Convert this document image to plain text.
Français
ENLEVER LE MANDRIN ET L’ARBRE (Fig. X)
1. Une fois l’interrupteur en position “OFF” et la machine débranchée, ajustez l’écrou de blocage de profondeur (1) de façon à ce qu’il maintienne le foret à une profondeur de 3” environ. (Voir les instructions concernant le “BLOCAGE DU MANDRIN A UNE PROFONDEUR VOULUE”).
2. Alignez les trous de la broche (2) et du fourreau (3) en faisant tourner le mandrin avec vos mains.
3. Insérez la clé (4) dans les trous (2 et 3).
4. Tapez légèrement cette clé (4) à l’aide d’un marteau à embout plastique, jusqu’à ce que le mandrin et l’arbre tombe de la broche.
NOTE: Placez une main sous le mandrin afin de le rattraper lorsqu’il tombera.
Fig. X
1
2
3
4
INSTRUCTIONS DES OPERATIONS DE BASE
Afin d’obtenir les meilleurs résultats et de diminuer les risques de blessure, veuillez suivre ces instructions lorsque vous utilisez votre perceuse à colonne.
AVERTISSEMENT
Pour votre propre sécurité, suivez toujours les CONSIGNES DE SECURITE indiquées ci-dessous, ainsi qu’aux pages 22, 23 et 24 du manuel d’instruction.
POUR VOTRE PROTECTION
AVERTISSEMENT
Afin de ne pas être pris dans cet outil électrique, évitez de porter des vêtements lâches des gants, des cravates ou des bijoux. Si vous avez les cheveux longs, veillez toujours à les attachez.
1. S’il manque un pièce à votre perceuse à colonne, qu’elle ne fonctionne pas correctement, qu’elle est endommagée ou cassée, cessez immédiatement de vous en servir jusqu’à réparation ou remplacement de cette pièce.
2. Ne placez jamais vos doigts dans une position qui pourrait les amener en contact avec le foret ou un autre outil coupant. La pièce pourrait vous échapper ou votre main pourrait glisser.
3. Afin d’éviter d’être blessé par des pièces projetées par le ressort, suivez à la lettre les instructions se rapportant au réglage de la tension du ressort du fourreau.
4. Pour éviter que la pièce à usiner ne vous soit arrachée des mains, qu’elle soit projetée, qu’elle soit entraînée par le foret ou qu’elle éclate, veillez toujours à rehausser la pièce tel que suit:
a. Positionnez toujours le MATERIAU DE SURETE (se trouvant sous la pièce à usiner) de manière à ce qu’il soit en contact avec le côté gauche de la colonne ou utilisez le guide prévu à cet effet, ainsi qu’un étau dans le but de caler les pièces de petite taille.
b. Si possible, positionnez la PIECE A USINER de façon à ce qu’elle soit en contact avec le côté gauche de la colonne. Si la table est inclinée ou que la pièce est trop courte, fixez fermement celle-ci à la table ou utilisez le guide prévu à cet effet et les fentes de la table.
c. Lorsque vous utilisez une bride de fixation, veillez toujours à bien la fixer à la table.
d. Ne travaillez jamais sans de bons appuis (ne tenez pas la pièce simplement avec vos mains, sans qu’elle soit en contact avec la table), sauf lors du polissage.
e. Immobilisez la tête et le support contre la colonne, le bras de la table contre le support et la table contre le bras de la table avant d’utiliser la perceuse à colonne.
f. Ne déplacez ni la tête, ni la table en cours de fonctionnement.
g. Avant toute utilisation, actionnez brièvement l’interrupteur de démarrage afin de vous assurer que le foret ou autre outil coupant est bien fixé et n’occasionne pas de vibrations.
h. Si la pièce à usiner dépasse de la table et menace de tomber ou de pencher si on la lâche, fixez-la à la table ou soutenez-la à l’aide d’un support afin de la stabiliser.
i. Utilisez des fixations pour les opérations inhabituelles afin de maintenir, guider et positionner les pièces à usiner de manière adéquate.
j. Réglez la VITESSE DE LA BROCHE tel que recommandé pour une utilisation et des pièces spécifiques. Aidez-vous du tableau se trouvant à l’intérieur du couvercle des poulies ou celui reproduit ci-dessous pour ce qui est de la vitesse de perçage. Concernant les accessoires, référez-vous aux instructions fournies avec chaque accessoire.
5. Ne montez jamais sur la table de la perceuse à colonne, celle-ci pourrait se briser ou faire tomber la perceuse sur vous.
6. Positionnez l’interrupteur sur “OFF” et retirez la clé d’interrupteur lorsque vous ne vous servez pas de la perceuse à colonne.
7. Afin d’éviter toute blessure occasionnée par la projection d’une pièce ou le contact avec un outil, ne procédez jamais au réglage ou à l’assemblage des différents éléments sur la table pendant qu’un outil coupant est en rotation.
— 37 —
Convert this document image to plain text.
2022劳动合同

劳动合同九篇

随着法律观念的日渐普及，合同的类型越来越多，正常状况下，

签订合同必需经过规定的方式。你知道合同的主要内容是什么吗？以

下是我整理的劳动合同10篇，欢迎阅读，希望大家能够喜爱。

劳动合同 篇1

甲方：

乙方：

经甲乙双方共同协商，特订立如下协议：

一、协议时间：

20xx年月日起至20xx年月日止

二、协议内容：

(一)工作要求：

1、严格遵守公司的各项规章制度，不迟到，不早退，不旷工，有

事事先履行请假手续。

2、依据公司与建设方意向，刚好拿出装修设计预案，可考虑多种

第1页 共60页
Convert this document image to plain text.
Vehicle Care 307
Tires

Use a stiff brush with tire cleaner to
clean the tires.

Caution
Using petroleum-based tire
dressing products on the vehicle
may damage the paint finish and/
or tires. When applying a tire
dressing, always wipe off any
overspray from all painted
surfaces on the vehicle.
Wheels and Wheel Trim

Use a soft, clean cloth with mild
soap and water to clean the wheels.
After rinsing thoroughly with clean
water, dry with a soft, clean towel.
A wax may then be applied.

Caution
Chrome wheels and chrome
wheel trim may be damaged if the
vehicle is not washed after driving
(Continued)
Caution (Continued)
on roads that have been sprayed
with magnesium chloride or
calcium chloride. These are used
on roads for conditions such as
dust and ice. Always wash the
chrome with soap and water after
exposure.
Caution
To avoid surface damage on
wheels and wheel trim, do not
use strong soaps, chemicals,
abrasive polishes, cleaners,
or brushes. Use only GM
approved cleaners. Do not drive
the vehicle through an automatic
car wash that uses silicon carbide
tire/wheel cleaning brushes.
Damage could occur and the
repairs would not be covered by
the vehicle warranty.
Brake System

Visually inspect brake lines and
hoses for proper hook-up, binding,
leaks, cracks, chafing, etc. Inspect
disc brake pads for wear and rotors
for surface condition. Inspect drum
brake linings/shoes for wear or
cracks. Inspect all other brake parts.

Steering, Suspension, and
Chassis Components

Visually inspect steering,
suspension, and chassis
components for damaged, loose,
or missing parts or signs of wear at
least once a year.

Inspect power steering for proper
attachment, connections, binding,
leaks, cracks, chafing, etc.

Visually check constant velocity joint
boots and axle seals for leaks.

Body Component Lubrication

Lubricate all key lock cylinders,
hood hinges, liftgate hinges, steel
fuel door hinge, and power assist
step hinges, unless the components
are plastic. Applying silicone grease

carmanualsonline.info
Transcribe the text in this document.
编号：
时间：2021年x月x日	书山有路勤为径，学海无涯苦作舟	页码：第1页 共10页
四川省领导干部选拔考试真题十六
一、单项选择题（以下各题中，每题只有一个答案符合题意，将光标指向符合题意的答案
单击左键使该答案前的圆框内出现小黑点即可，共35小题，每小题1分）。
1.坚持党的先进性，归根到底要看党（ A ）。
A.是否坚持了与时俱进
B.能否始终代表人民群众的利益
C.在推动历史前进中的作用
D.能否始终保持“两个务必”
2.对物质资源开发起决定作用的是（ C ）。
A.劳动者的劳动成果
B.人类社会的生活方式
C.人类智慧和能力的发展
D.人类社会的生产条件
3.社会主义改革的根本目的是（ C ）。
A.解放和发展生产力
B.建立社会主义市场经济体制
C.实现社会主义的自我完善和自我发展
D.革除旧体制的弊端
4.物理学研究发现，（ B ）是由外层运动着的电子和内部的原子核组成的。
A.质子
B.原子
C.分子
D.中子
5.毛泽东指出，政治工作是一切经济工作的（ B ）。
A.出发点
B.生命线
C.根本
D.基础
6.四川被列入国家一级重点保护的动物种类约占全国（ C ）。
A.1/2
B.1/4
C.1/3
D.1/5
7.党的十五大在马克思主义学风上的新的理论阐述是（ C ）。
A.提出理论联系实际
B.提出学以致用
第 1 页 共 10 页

--------------------------------------------------

→ **INSTRUCTIONS FOR THE TASK**
Which lines of the data above contain "toute"? Copy each one.

→ **EXERCISE RESULT**
g. Avant toute utilisation, actionnez brièvement l’interrupteur de démarrage afin de vous assurer que le foret ou autre outil coupant est bien fixé et n’occasionne pas de vibrations.
7. Afin d’éviter toute blessure occasionnée par la projection d’une pièce ou le contact avec un outil, ne procédez jamais au réglage ou à l’assemblage des différents éléments sur la table pendant qu’un outil coupant est en rotation.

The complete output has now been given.